**Provided entries**:
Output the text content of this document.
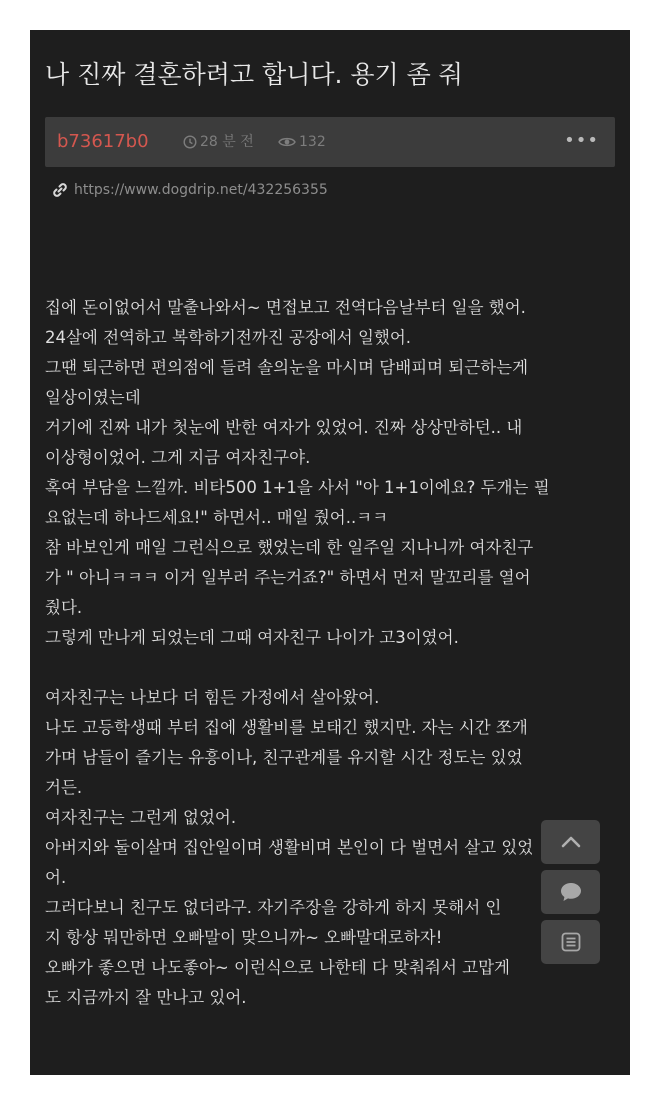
나 진짜 결혼하려고 합니다. 용기 좀 줘
b73617b0	28 분 전	132	•••
https://www.dogdrip.net/432256355

집에 돈이없어서 말출나와서~ 면접보고 전역다음날부터 일을 했어.

24살에 전역하고 복학하기전까진 공장에서 일했어.

그땐 퇴근하면 편의점에 들려 솔의눈을 마시며 담배피며 퇴근하는게

일상이였는데

거기에 진짜 내가 첫눈에 반한 여자가 있었어. 진짜 상상만하던.. 내

이상형이었어. 그게 지금 여자친구야.

혹여 부담을 느낄까. 비타500 1+1을 사서 "아 1+1이에요? 두개는 필

요없는데 하나드세요!" 하면서.. 매일 줬어..ㅋㅋ

참 바보인게 매일 그런식으로 했었는데 한 일주일 지나니까 여자친구

가 " 아니ㅋㅋㅋ 이거 일부러 주는거죠?" 하면서 먼저 말꼬리를 열어

줬다.

그렇게 만나게 되었는데 그때 여자친구 나이가 고3이였어.

여자친구는 나보다 더 힘든 가정에서 살아왔어.

나도 고등학생때 부터 집에 생활비를 보태긴 했지만. 자는 시간 쪼개

가며 남들이 즐기는 유흥이나, 친구관계를 유지할 시간 정도는 있었

거든.

여자친구는 그런게 없었어.

아버지와 둘이살며 집안일이며 생활비며 본인이 다 벌면서 살고 있었

어.

그러다보니 친구도 없더라구. 자기주장을 강하게 하지 못해서 인

지 항상 뭐만하면 오빠말이 맞으니까~ 오빠말대로하자!

오빠가 좋으면 나도좋아~ 이런식으로 나한테 다 맞춰줘서 고맙게

도 지금까지 잘 만나고 있어.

**What is required**:
Output the records above exactly; leave out the pictures.

**Solution to this task**:
Output the text content of this document.
나 진짜 결혼하려고 합니다. 용기 좀 줘
b73617b0	28 분 전	132	•••
https://www.dogdrip.net/432256355

집에 돈이없어서 말출나와서~ 면접보고 전역다음날부터 일을 했어.

24살에 전역하고 복학하기전까진 공장에서 일했어.

그땐 퇴근하면 편의점에 들려 솔의눈을 마시며 담배피며 퇴근하는게

일상이였는데

거기에 진짜 내가 첫눈에 반한 여자가 있었어. 진짜 상상만하던.. 내

이상형이었어. 그게 지금 여자친구야.

혹여 부담을 느낄까. 비타500 1+1을 사서 "아 1+1이에요? 두개는 필

요없는데 하나드세요!" 하면서.. 매일 줬어..ㅋㅋ

참 바보인게 매일 그런식으로 했었는데 한 일주일 지나니까 여자친구

가 " 아니ㅋㅋㅋ 이거 일부러 주는거죠?" 하면서 먼저 말꼬리를 열어

줬다.

그렇게 만나게 되었는데 그때 여자친구 나이가 고3이였어.

여자친구는 나보다 더 힘든 가정에서 살아왔어.

나도 고등학생때 부터 집에 생활비를 보태긴 했지만. 자는 시간 쪼개

가며 남들이 즐기는 유흥이나, 친구관계를 유지할 시간 정도는 있었

거든.

여자친구는 그런게 없었어.

아버지와 둘이살며 집안일이며 생활비며 본인이 다 벌면서 살고 있었

어.

그러다보니 친구도 없더라구. 자기주장을 강하게 하지 못해서 인

지 항상 뭐만하면 오빠말이 맞으니까~ 오빠말대로하자!

오빠가 좋으면 나도좋아~ 이런식으로 나한테 다 맞춰줘서 고맙게

도 지금까지 잘 만나고 있어.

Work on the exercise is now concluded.